-- START OF Recorded data --

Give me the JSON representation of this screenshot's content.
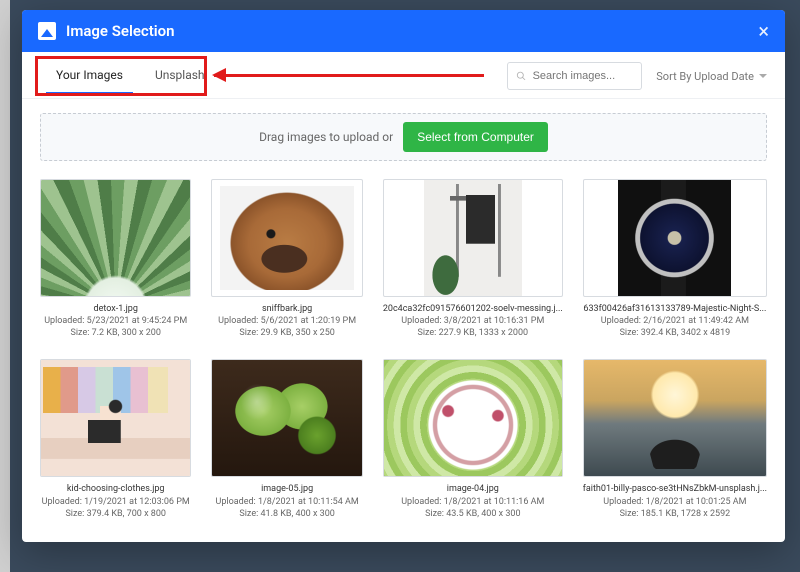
{
  "header": {
    "title": "Image Selection"
  },
  "tabs": {
    "your_images": "Your Images",
    "unsplash": "Unsplash"
  },
  "search": {
    "placeholder": "Search images..."
  },
  "sort": {
    "label": "Sort By Upload Date"
  },
  "dropzone": {
    "text": "Drag images to upload or",
    "button": "Select from Computer"
  },
  "images": [
    {
      "filename": "detox-1.jpg",
      "uploaded": "Uploaded: 5/23/2021 at 9:45:24 PM",
      "size": "Size: 7.2 KB, 300 x 200"
    },
    {
      "filename": "sniffbark.jpg",
      "uploaded": "Uploaded: 5/6/2021 at 1:20:19 PM",
      "size": "Size: 29.9 KB, 350 x 250"
    },
    {
      "filename": "20c4ca32fc091576601202-soelv-messing.j...",
      "uploaded": "Uploaded: 3/8/2021 at 10:16:31 PM",
      "size": "Size: 227.9 KB, 1333 x 2000"
    },
    {
      "filename": "633f00426af31613133789-Majestic-Night-S...",
      "uploaded": "Uploaded: 2/16/2021 at 11:49:42 AM",
      "size": "Size: 392.4 KB, 3402 x 4819"
    },
    {
      "filename": "kid-choosing-clothes.jpg",
      "uploaded": "Uploaded: 1/19/2021 at 12:03:06 PM",
      "size": "Size: 379.4 KB, 700 x 800"
    },
    {
      "filename": "image-05.jpg",
      "uploaded": "Uploaded: 1/8/2021 at 10:11:54 AM",
      "size": "Size: 41.8 KB, 400 x 300"
    },
    {
      "filename": "image-04.jpg",
      "uploaded": "Uploaded: 1/8/2021 at 10:11:16 AM",
      "size": "Size: 43.5 KB, 400 x 300"
    },
    {
      "filename": "faith01-billy-pasco-se3tHNsZbkM-unsplash.j...",
      "uploaded": "Uploaded: 1/8/2021 at 10:01:25 AM",
      "size": "Size: 185.1 KB, 1728 x 2592"
    }
  ]
}
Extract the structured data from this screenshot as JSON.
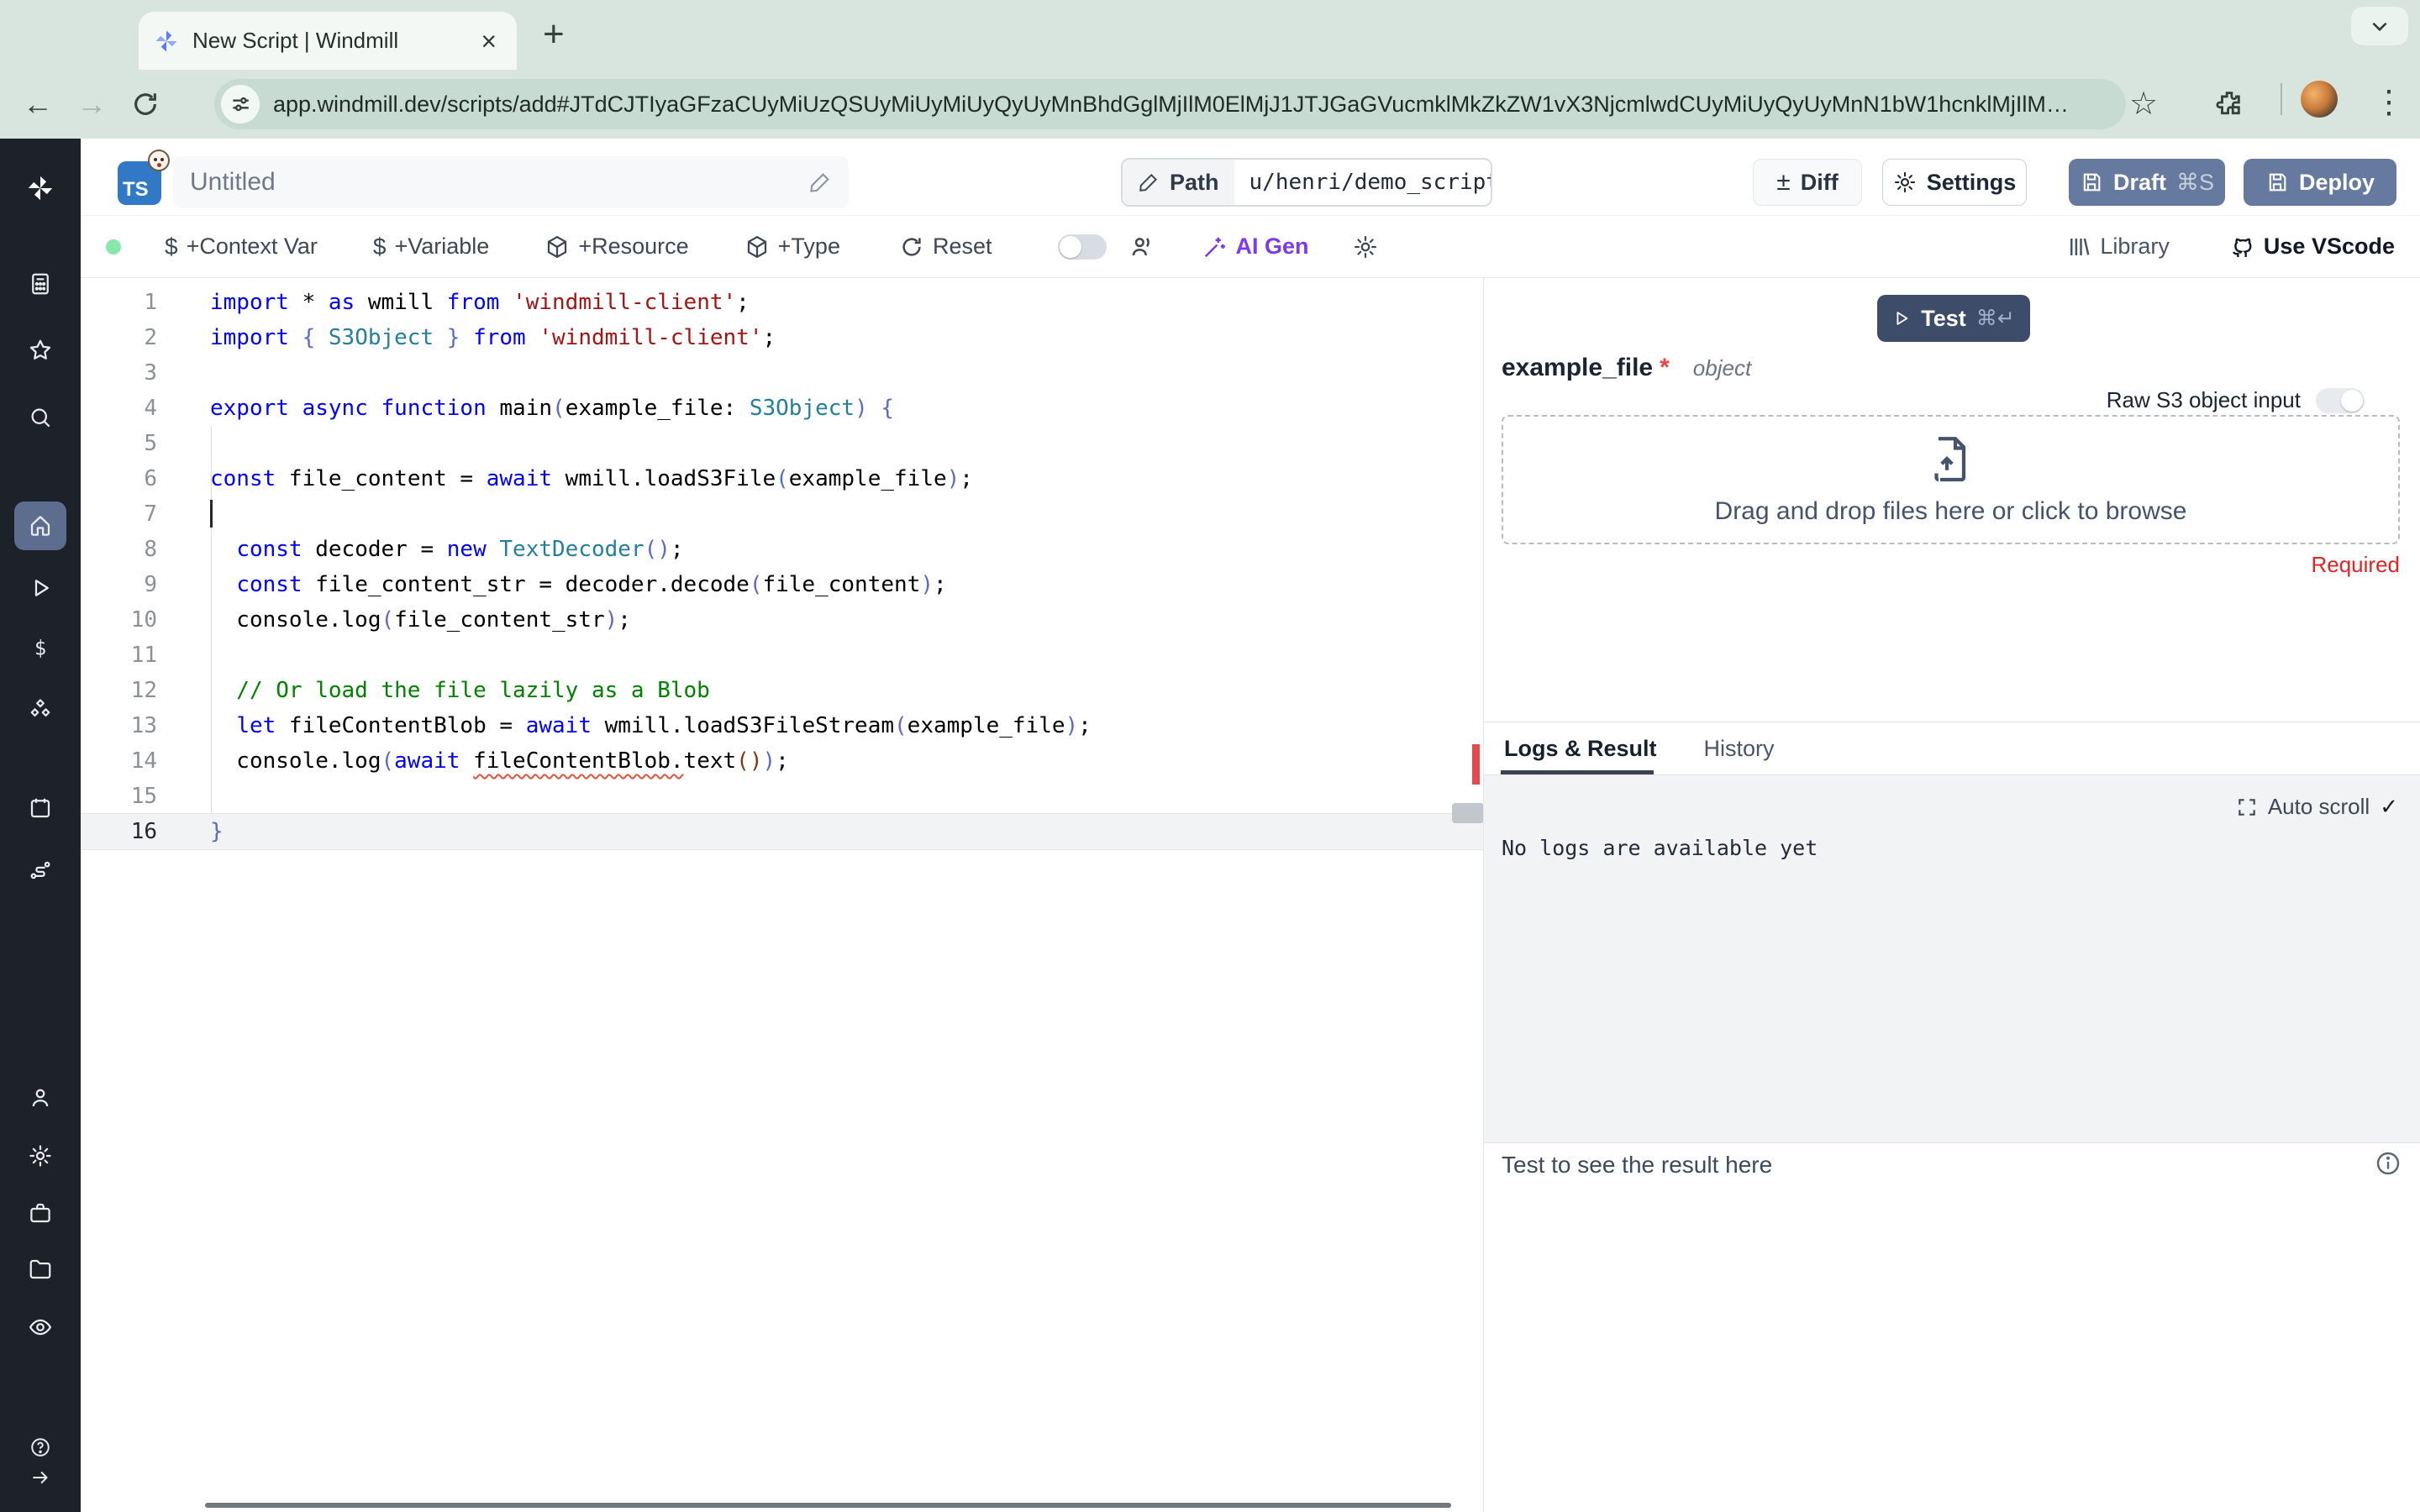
{
  "browser": {
    "tab_title": "New Script | Windmill",
    "close_tab_label": "×",
    "new_tab_label": "+",
    "back_label": "←",
    "forward_label": "→",
    "url": "app.windmill.dev/scripts/add#JTdCJTIyaGFzaCUyMiUzQSUyMiUyMiUyQyUyMnBhdGglMjIlM0ElMjJ1JTJGaGVucmklMkZkZW1vX3NjcmlwdCUyMiUyQyUyMnN1bW1hcnklMjIlM0ElMjIlMjIlMkMlMjJjb250ZW50JTIy",
    "menu_dots": "⋮",
    "bookmark_star": "☆"
  },
  "header": {
    "file_icon_label": "TS",
    "script_name": "Untitled",
    "path_label": "Path",
    "path_value": "u/henri/demo_script",
    "diff_label": "Diff",
    "diff_plusminus": "±",
    "settings_label": "Settings",
    "draft_label": "Draft",
    "draft_shortcut": "⌘S",
    "deploy_label": "Deploy"
  },
  "toolbar": {
    "context_var_label": "+Context Var",
    "variable_label": "+Variable",
    "resource_label": "+Resource",
    "type_label": "+Type",
    "reset_label": "Reset",
    "ai_gen_label": "AI Gen",
    "library_label": "Library",
    "vscode_label": "Use VScode",
    "dollar_glyph": "$"
  },
  "sidebar": {
    "icons_top": [
      "windmill-logo",
      "apps",
      "star",
      "search"
    ],
    "icons_mid": [
      "home",
      "runs",
      "variables",
      "resources",
      "schedules",
      "flows"
    ],
    "active_item": "home",
    "icons_bottom": [
      "user",
      "settings",
      "workers",
      "folders",
      "audit-logs"
    ],
    "icons_footer": [
      "help",
      "collapse-arrow"
    ]
  },
  "editor": {
    "lines": [
      {
        "n": 1,
        "tokens": [
          [
            "k",
            "import"
          ],
          [
            "p",
            " * "
          ],
          [
            "k",
            "as"
          ],
          [
            "p",
            " wmill "
          ],
          [
            "k",
            "from"
          ],
          [
            "p",
            " "
          ],
          [
            "s",
            "'windmill-client'"
          ],
          [
            "p",
            ";"
          ]
        ]
      },
      {
        "n": 2,
        "tokens": [
          [
            "k",
            "import"
          ],
          [
            "p",
            " "
          ],
          [
            "b",
            "{"
          ],
          [
            "p",
            " "
          ],
          [
            "t",
            "S3Object"
          ],
          [
            "p",
            " "
          ],
          [
            "b",
            "}"
          ],
          [
            "p",
            " "
          ],
          [
            "k",
            "from"
          ],
          [
            "p",
            " "
          ],
          [
            "s",
            "'windmill-client'"
          ],
          [
            "p",
            ";"
          ]
        ]
      },
      {
        "n": 3,
        "tokens": []
      },
      {
        "n": 4,
        "tokens": [
          [
            "k",
            "export"
          ],
          [
            "p",
            " "
          ],
          [
            "k",
            "async"
          ],
          [
            "p",
            " "
          ],
          [
            "k",
            "function"
          ],
          [
            "p",
            " main"
          ],
          [
            "b",
            "("
          ],
          [
            "p",
            "example_file: "
          ],
          [
            "t",
            "S3Object"
          ],
          [
            "b",
            ")"
          ],
          [
            "p",
            " "
          ],
          [
            "b",
            "{"
          ]
        ]
      },
      {
        "n": 5,
        "tokens": []
      },
      {
        "n": 6,
        "tokens": [
          [
            "k",
            "const"
          ],
          [
            "p",
            " file_content = "
          ],
          [
            "k",
            "await"
          ],
          [
            "p",
            " wmill.loadS3File"
          ],
          [
            "b",
            "("
          ],
          [
            "p",
            "example_file"
          ],
          [
            "b",
            ")"
          ],
          [
            "p",
            ";"
          ]
        ]
      },
      {
        "n": 7,
        "tokens": [],
        "caret": true
      },
      {
        "n": 8,
        "tokens": [
          [
            "p",
            "  "
          ],
          [
            "k",
            "const"
          ],
          [
            "p",
            " decoder = "
          ],
          [
            "k",
            "new"
          ],
          [
            "p",
            " "
          ],
          [
            "t",
            "TextDecoder"
          ],
          [
            "b",
            "("
          ],
          [
            "b",
            ")"
          ],
          [
            "p",
            ";"
          ]
        ]
      },
      {
        "n": 9,
        "tokens": [
          [
            "p",
            "  "
          ],
          [
            "k",
            "const"
          ],
          [
            "p",
            " file_content_str = decoder.decode"
          ],
          [
            "b",
            "("
          ],
          [
            "p",
            "file_content"
          ],
          [
            "b",
            ")"
          ],
          [
            "p",
            ";"
          ]
        ]
      },
      {
        "n": 10,
        "tokens": [
          [
            "p",
            "  console.log"
          ],
          [
            "b",
            "("
          ],
          [
            "p",
            "file_content_str"
          ],
          [
            "b",
            ")"
          ],
          [
            "p",
            ";"
          ]
        ]
      },
      {
        "n": 11,
        "tokens": []
      },
      {
        "n": 12,
        "tokens": [
          [
            "c",
            "  // Or load the file lazily as a Blob"
          ]
        ]
      },
      {
        "n": 13,
        "tokens": [
          [
            "p",
            "  "
          ],
          [
            "k",
            "let"
          ],
          [
            "p",
            " fileContentBlob = "
          ],
          [
            "k",
            "await"
          ],
          [
            "p",
            " wmill.loadS3FileStream"
          ],
          [
            "b",
            "("
          ],
          [
            "p",
            "example_file"
          ],
          [
            "b",
            ")"
          ],
          [
            "p",
            ";"
          ]
        ]
      },
      {
        "n": 14,
        "tokens": [
          [
            "p",
            "  console.log"
          ],
          [
            "b",
            "("
          ],
          [
            "k",
            "await"
          ],
          [
            "p",
            " "
          ],
          [
            "sq",
            "fileContentBlob."
          ],
          [
            "p",
            "text"
          ],
          [
            "b3",
            "("
          ],
          [
            "b3",
            ")"
          ],
          [
            "b",
            ")"
          ],
          [
            "p",
            ";"
          ]
        ]
      },
      {
        "n": 15,
        "tokens": []
      },
      {
        "n": 16,
        "tokens": [
          [
            "b",
            "}"
          ]
        ],
        "active": true
      }
    ]
  },
  "right_panel": {
    "test_label": "Test",
    "test_shortcut": "⌘↵",
    "param_name": "example_file",
    "param_required_star": "*",
    "param_type": "object",
    "raw_s3_label": "Raw S3 object input",
    "dropzone_text": "Drag and drop files here or click to browse",
    "required_label": "Required",
    "tabs": {
      "logs": "Logs & Result",
      "history": "History"
    },
    "autoscroll_label": "Auto scroll",
    "autoscroll_check": "✓",
    "no_logs_text": "No logs are available yet",
    "result_placeholder": "Test to see the result here"
  },
  "colors": {
    "chrome_bg": "#d8e5df",
    "sidebar_bg": "#1d212a",
    "sidebar_active": "#5d6d90",
    "primary_button": "#657a9e",
    "test_button": "#3d4c69",
    "ai_gen_purple": "#7c3aed",
    "required_red": "#dc2626",
    "status_green": "#86e8ac",
    "keyword_blue": "#0000ff",
    "string_red": "#a31515",
    "type_teal": "#267f99",
    "comment_green": "#008000"
  }
}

-- END OF Recorded data --

Description of the task: Read the entries and select each line where the word "screenshot" is found.

Result for this task:
Give me the JSON representation of this screenshot's content.
Extract the structured data from this screenshot as JSON.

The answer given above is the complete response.